Note how many lines include the word "icon", and give that number by itself.

══════════

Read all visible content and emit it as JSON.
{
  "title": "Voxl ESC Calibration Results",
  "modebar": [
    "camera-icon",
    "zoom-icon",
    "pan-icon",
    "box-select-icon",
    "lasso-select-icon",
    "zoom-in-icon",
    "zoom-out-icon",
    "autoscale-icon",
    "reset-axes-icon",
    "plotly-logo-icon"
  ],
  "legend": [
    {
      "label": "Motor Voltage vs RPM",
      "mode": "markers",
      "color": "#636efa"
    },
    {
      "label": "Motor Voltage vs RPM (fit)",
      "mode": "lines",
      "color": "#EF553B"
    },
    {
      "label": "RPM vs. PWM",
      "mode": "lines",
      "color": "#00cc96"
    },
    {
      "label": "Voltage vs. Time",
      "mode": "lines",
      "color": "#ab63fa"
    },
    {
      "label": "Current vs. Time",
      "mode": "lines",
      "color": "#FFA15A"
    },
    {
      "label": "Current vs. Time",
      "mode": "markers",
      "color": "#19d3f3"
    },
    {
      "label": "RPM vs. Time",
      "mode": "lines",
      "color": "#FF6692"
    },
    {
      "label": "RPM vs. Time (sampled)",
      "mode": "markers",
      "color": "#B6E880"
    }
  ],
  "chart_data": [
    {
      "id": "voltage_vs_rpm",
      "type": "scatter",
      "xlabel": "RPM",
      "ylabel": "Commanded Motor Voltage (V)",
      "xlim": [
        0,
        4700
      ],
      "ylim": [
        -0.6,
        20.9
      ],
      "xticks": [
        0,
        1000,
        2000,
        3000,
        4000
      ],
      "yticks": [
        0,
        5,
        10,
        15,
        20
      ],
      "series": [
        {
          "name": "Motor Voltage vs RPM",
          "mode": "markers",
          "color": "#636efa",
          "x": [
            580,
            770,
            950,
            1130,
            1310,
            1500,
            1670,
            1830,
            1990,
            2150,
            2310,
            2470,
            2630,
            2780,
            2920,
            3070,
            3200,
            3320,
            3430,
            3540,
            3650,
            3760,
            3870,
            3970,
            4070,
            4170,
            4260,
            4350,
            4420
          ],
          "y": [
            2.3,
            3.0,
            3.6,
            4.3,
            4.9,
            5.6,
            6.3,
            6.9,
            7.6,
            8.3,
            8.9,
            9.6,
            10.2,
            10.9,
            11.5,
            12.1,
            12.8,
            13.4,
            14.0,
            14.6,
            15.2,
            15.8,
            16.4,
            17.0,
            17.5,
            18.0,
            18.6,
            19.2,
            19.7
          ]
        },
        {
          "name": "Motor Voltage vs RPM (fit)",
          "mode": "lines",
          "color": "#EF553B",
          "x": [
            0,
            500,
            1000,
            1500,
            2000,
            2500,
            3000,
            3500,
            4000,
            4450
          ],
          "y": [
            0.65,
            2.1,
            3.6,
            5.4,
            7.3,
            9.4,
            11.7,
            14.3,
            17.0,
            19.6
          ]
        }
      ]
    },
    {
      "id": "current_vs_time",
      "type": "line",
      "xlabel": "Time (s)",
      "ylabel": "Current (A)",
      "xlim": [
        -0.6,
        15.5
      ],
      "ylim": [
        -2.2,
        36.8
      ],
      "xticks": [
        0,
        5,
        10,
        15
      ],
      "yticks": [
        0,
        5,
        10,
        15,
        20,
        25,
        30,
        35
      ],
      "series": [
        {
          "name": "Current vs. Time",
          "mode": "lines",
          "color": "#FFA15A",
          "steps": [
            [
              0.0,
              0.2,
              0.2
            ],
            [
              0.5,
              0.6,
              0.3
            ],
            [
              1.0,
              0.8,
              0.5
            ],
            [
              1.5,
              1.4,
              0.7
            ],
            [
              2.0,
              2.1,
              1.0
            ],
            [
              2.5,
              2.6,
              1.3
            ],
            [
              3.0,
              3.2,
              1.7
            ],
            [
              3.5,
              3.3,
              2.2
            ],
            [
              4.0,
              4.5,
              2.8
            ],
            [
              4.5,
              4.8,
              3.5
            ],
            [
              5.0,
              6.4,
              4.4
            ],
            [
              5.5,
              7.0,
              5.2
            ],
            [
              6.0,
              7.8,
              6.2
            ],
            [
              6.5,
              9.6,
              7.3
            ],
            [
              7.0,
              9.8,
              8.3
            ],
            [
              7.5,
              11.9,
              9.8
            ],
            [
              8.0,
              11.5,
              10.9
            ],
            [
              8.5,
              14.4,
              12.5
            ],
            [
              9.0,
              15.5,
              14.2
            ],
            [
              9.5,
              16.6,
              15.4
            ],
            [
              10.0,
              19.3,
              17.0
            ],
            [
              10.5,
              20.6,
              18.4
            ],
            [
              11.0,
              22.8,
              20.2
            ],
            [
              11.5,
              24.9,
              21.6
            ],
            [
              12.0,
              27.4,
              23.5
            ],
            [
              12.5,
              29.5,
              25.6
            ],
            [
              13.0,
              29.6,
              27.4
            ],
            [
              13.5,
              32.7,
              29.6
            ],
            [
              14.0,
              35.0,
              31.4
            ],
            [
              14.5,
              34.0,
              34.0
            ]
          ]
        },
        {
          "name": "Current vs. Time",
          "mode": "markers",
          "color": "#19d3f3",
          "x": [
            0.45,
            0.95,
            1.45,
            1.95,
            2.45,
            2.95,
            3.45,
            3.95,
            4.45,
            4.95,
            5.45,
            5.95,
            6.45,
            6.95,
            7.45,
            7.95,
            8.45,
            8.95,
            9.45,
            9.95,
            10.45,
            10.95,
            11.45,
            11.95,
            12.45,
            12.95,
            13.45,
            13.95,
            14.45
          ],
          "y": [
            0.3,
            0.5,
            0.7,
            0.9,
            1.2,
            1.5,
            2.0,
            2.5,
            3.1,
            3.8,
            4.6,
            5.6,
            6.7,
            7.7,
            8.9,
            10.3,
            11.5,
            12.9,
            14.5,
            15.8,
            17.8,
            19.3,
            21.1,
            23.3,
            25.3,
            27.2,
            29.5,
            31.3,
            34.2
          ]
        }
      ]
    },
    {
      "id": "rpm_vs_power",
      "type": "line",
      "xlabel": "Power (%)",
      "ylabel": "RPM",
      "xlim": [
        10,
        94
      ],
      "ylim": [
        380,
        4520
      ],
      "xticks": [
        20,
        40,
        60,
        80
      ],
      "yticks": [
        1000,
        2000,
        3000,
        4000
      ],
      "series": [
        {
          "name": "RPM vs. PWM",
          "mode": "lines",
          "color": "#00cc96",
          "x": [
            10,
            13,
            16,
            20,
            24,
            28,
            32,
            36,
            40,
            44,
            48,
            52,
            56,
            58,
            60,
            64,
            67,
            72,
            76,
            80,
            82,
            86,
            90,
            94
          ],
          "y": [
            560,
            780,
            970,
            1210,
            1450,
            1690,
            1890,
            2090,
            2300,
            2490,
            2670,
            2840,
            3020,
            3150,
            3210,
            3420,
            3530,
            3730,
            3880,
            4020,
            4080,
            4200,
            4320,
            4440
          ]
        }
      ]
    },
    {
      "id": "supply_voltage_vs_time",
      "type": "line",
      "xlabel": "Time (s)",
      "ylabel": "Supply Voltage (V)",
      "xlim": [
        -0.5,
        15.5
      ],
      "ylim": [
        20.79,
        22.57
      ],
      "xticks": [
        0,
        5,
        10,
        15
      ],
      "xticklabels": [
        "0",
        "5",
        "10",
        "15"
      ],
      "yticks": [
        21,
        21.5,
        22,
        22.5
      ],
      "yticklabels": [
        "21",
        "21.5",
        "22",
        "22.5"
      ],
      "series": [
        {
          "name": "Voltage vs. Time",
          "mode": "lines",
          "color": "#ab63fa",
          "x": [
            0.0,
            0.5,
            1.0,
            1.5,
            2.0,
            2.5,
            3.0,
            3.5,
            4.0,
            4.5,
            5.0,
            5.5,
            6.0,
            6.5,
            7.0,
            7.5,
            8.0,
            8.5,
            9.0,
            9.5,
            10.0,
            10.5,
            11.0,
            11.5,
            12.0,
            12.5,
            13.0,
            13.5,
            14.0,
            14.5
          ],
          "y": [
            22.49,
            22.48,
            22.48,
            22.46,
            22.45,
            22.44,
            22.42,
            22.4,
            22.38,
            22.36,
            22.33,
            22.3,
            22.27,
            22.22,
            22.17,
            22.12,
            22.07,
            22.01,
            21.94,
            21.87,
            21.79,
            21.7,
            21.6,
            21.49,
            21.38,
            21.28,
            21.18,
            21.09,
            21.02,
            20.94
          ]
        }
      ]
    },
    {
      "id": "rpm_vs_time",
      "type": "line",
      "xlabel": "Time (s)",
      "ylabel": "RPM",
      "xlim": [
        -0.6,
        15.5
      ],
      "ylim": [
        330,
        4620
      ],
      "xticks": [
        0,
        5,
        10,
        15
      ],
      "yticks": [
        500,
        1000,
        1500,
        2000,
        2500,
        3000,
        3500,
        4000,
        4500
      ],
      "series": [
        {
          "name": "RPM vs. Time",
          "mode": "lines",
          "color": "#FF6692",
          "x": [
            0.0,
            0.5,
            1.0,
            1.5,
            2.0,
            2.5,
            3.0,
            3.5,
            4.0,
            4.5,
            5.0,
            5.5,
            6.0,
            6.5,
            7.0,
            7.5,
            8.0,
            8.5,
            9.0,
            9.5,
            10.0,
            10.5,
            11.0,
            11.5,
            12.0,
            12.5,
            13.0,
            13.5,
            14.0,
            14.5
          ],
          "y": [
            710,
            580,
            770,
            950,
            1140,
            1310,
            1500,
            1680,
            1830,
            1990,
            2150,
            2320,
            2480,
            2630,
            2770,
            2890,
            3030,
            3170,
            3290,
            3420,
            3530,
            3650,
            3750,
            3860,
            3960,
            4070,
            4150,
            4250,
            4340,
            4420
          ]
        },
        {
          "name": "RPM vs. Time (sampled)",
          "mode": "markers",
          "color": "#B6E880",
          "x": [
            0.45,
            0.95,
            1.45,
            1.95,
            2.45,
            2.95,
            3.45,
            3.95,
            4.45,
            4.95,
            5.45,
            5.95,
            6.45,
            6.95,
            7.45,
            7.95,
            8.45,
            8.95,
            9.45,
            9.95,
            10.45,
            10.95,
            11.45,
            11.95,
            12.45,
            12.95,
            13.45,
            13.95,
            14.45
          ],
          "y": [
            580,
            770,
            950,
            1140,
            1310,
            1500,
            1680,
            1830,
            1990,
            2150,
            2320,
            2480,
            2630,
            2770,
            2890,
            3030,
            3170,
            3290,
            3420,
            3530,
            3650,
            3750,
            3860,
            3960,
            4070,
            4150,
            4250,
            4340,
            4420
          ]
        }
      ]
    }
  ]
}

══════════

**Solution to the exercise:**
10